▶ _Task instructions_
Extract all of the entries and give them again, word for word.

☆ ☆ ☆ ☆

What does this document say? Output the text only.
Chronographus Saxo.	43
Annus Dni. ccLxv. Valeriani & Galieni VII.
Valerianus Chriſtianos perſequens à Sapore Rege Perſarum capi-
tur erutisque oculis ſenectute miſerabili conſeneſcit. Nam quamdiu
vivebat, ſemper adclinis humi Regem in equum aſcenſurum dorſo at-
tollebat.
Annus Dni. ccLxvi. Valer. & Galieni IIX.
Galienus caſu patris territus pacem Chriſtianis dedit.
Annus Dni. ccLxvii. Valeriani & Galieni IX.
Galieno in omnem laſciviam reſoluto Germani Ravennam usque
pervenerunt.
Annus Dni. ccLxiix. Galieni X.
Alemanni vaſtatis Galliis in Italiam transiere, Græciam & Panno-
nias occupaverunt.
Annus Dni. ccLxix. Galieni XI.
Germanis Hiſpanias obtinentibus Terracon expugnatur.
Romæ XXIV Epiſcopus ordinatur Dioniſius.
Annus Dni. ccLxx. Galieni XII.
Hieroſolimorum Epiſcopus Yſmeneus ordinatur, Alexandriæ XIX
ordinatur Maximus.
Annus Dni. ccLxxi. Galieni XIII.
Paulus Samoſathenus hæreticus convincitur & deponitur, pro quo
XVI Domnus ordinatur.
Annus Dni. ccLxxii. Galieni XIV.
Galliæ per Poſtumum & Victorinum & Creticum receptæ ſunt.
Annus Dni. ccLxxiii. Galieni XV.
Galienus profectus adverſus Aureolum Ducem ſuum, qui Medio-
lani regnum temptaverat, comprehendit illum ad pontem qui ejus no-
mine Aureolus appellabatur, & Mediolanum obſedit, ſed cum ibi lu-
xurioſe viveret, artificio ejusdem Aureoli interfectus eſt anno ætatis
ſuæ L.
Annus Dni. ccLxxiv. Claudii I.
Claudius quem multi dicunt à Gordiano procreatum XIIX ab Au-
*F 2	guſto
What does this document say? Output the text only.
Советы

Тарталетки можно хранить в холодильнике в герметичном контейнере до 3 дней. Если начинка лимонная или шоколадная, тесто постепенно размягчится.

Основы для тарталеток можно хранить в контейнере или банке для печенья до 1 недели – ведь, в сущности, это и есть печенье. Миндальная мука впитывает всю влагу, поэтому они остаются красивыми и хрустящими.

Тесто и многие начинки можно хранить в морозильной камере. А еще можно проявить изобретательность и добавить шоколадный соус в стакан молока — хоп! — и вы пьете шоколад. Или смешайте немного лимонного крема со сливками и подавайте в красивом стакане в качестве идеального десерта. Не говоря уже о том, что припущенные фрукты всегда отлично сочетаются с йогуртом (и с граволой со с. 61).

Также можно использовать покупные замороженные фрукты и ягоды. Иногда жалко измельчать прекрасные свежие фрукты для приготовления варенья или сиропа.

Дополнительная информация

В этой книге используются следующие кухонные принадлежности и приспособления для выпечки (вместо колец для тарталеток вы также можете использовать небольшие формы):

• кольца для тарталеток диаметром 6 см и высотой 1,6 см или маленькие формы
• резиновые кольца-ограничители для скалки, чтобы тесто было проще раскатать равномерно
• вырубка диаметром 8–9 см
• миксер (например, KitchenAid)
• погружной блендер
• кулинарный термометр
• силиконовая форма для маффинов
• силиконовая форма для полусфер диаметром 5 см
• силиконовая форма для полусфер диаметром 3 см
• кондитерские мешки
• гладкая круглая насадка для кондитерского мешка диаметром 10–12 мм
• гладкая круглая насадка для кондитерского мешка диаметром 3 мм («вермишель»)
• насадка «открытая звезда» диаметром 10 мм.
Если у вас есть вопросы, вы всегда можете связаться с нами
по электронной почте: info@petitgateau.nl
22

☆ ☆ ☆ ☆

▶ _Response to the task_
What does this document say? Output the text only.
Chronographus Saxo.	43
Annus Dni. ccLxv. Valeriani & Galieni VII.
Valerianus Chriſtianos perſequens à Sapore Rege Perſarum capi-
tur erutisque oculis ſenectute miſerabili conſeneſcit. Nam quamdiu
vivebat, ſemper adclinis humi Regem in equum aſcenſurum dorſo at-
tollebat.
Annus Dni. ccLxvi. Valer. & Galieni IIX.
Galienus caſu patris territus pacem Chriſtianis dedit.
Annus Dni. ccLxvii. Valeriani & Galieni IX.
Galieno in omnem laſciviam reſoluto Germani Ravennam usque
pervenerunt.
Annus Dni. ccLxiix. Galieni X.
Alemanni vaſtatis Galliis in Italiam transiere, Græciam & Panno-
nias occupaverunt.
Annus Dni. ccLxix. Galieni XI.
Germanis Hiſpanias obtinentibus Terracon expugnatur.
Romæ XXIV Epiſcopus ordinatur Dioniſius.
Annus Dni. ccLxx. Galieni XII.
Hieroſolimorum Epiſcopus Yſmeneus ordinatur, Alexandriæ XIX
ordinatur Maximus.
Annus Dni. ccLxxi. Galieni XIII.
Paulus Samoſathenus hæreticus convincitur & deponitur, pro quo
XVI Domnus ordinatur.
Annus Dni. ccLxxii. Galieni XIV.
Galliæ per Poſtumum & Victorinum & Creticum receptæ ſunt.
Annus Dni. ccLxxiii. Galieni XV.
Galienus profectus adverſus Aureolum Ducem ſuum, qui Medio-
lani regnum temptaverat, comprehendit illum ad pontem qui ejus no-
mine Aureolus appellabatur, & Mediolanum obſedit, ſed cum ibi lu-
xurioſe viveret, artificio ejusdem Aureoli interfectus eſt anno ætatis
ſuæ L.
Annus Dni. ccLxxiv. Claudii I.
Claudius quem multi dicunt à Gordiano procreatum XIIX ab Au-
*F 2	guſto
What does this document say? Output the text only.
Советы

Тарталетки можно хранить в холодильнике в герметичном контейнере до 3 дней. Если начинка лимонная или шоколадная, тесто постепенно размягчится.

Основы для тарталеток можно хранить в контейнере или банке для печенья до 1 недели – ведь, в сущности, это и есть печенье. Миндальная мука впитывает всю влагу, поэтому они остаются красивыми и хрустящими.

Тесто и многие начинки можно хранить в морозильной камере. А еще можно проявить изобретательность и добавить шоколадный соус в стакан молока — хоп! — и вы пьете шоколад. Или смешайте немного лимонного крема со сливками и подавайте в красивом стакане в качестве идеального десерта. Не говоря уже о том, что припущенные фрукты всегда отлично сочетаются с йогуртом (и с граволой со с. 61).

Также можно использовать покупные замороженные фрукты и ягоды. Иногда жалко измельчать прекрасные свежие фрукты для приготовления варенья или сиропа.

Дополнительная информация

В этой книге используются следующие кухонные принадлежности и приспособления для выпечки (вместо колец для тарталеток вы также можете использовать небольшие формы):

• кольца для тарталеток диаметром 6 см и высотой 1,6 см или маленькие формы
• резиновые кольца-ограничители для скалки, чтобы тесто было проще раскатать равномерно
• вырубка диаметром 8–9 см
• миксер (например, KitchenAid)
• погружной блендер
• кулинарный термометр
• силиконовая форма для маффинов
• силиконовая форма для полусфер диаметром 5 см
• силиконовая форма для полусфер диаметром 3 см
• кондитерские мешки
• гладкая круглая насадка для кондитерского мешка диаметром 10–12 мм
• гладкая круглая насадка для кондитерского мешка диаметром 3 мм («вермишель»)
• насадка «открытая звезда» диаметром 10 мм.
Если у вас есть вопросы, вы всегда можете связаться с нами
по электронной почте: info@petitgateau.nl
22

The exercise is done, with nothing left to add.